EXERCISE GOAL: Return the material below in full and exactly.

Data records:
◆ ◆ ◆

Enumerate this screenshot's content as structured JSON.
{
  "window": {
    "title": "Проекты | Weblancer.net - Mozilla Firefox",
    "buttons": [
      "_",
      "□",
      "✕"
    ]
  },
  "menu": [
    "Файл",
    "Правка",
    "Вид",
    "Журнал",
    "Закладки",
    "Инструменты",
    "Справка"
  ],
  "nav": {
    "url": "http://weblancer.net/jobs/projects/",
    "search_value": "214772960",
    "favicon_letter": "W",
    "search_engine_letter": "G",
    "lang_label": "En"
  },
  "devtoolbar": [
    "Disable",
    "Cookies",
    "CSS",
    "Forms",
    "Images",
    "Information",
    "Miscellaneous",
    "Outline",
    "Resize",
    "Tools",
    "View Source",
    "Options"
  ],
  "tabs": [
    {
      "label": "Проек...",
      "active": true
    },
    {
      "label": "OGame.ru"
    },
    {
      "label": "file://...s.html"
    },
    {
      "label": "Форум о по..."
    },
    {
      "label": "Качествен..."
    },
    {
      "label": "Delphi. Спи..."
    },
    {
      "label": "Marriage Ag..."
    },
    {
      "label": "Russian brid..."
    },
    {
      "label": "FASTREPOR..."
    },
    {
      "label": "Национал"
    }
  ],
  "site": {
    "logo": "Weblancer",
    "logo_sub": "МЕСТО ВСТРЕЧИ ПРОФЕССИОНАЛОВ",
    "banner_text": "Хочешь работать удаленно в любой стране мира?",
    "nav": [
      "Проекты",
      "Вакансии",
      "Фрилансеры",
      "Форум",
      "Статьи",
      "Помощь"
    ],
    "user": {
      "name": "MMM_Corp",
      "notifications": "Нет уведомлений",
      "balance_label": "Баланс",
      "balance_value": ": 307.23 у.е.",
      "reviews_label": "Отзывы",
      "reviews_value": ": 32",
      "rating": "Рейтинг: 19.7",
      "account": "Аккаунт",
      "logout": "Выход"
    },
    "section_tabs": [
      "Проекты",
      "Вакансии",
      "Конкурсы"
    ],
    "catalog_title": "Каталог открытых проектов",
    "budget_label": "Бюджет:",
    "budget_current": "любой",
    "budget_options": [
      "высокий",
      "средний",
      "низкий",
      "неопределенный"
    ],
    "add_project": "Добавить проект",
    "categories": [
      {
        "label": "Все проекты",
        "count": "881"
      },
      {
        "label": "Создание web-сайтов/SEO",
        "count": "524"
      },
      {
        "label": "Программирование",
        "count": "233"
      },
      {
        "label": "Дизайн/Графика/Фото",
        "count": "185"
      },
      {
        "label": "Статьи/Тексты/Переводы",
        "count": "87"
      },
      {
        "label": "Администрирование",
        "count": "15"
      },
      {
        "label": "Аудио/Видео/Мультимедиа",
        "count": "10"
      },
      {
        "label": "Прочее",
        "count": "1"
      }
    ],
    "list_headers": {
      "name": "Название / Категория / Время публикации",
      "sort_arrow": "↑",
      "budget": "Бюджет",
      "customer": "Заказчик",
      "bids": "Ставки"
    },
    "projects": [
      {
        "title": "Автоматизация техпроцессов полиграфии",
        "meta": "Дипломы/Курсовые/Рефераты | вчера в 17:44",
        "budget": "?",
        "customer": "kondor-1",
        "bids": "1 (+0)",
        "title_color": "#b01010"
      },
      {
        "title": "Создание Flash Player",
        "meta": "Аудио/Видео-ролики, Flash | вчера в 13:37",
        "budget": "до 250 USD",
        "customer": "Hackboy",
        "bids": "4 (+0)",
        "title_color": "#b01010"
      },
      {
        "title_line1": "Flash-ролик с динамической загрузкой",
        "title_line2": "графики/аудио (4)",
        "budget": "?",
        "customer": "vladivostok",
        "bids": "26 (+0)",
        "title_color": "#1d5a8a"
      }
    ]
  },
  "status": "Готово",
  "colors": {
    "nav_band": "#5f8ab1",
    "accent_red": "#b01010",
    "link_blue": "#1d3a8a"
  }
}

◆ ◆ ◆

REPLY TO THE TASK:
Enumerate this screenshot's content as structured JSON.
{
  "window": {
    "title": "Проекты | Weblancer.net - Mozilla Firefox",
    "buttons": [
      "_",
      "□",
      "✕"
    ]
  },
  "menu": [
    "Файл",
    "Правка",
    "Вид",
    "Журнал",
    "Закладки",
    "Инструменты",
    "Справка"
  ],
  "nav": {
    "url": "http://weblancer.net/jobs/projects/",
    "search_value": "214772960",
    "favicon_letter": "W",
    "search_engine_letter": "G",
    "lang_label": "En"
  },
  "devtoolbar": [
    "Disable",
    "Cookies",
    "CSS",
    "Forms",
    "Images",
    "Information",
    "Miscellaneous",
    "Outline",
    "Resize",
    "Tools",
    "View Source",
    "Options"
  ],
  "tabs": [
    {
      "label": "Проек...",
      "active": true
    },
    {
      "label": "OGame.ru"
    },
    {
      "label": "file://...s.html"
    },
    {
      "label": "Форум о по..."
    },
    {
      "label": "Качествен..."
    },
    {
      "label": "Delphi. Спи..."
    },
    {
      "label": "Marriage Ag..."
    },
    {
      "label": "Russian brid..."
    },
    {
      "label": "FASTREPOR..."
    },
    {
      "label": "Национал"
    }
  ],
  "site": {
    "logo": "Weblancer",
    "logo_sub": "МЕСТО ВСТРЕЧИ ПРОФЕССИОНАЛОВ",
    "banner_text": "Хочешь работать удаленно в любой стране мира?",
    "nav": [
      "Проекты",
      "Вакансии",
      "Фрилансеры",
      "Форум",
      "Статьи",
      "Помощь"
    ],
    "user": {
      "name": "MMM_Corp",
      "notifications": "Нет уведомлений",
      "balance_label": "Баланс",
      "balance_value": ": 307.23 у.е.",
      "reviews_label": "Отзывы",
      "reviews_value": ": 32",
      "rating": "Рейтинг: 19.7",
      "account": "Аккаунт",
      "logout": "Выход"
    },
    "section_tabs": [
      "Проекты",
      "Вакансии",
      "Конкурсы"
    ],
    "catalog_title": "Каталог открытых проектов",
    "budget_label": "Бюджет:",
    "budget_current": "любой",
    "budget_options": [
      "высокий",
      "средний",
      "низкий",
      "неопределенный"
    ],
    "add_project": "Добавить проект",
    "categories": [
      {
        "label": "Все проекты",
        "count": "881"
      },
      {
        "label": "Создание web-сайтов/SEO",
        "count": "524"
      },
      {
        "label": "Программирование",
        "count": "233"
      },
      {
        "label": "Дизайн/Графика/Фото",
        "count": "185"
      },
      {
        "label": "Статьи/Тексты/Переводы",
        "count": "87"
      },
      {
        "label": "Администрирование",
        "count": "15"
      },
      {
        "label": "Аудио/Видео/Мультимедиа",
        "count": "10"
      },
      {
        "label": "Прочее",
        "count": "1"
      }
    ],
    "list_headers": {
      "name": "Название / Категория / Время публикации",
      "sort_arrow": "↑",
      "budget": "Бюджет",
      "customer": "Заказчик",
      "bids": "Ставки"
    },
    "projects": [
      {
        "title": "Автоматизация техпроцессов полиграфии",
        "meta": "Дипломы/Курсовые/Рефераты | вчера в 17:44",
        "budget": "?",
        "customer": "kondor-1",
        "bids": "1 (+0)",
        "title_color": "#b01010"
      },
      {
        "title": "Создание Flash Player",
        "meta": "Аудио/Видео-ролики, Flash | вчера в 13:37",
        "budget": "до 250 USD",
        "customer": "Hackboy",
        "bids": "4 (+0)",
        "title_color": "#b01010"
      },
      {
        "title_line1": "Flash-ролик с динамической загрузкой",
        "title_line2": "графики/аудио (4)",
        "budget": "?",
        "customer": "vladivostok",
        "bids": "26 (+0)",
        "title_color": "#1d5a8a"
      }
    ]
  },
  "status": "Готово",
  "colors": {
    "nav_band": "#5f8ab1",
    "accent_red": "#b01010",
    "link_blue": "#1d3a8a"
  }
}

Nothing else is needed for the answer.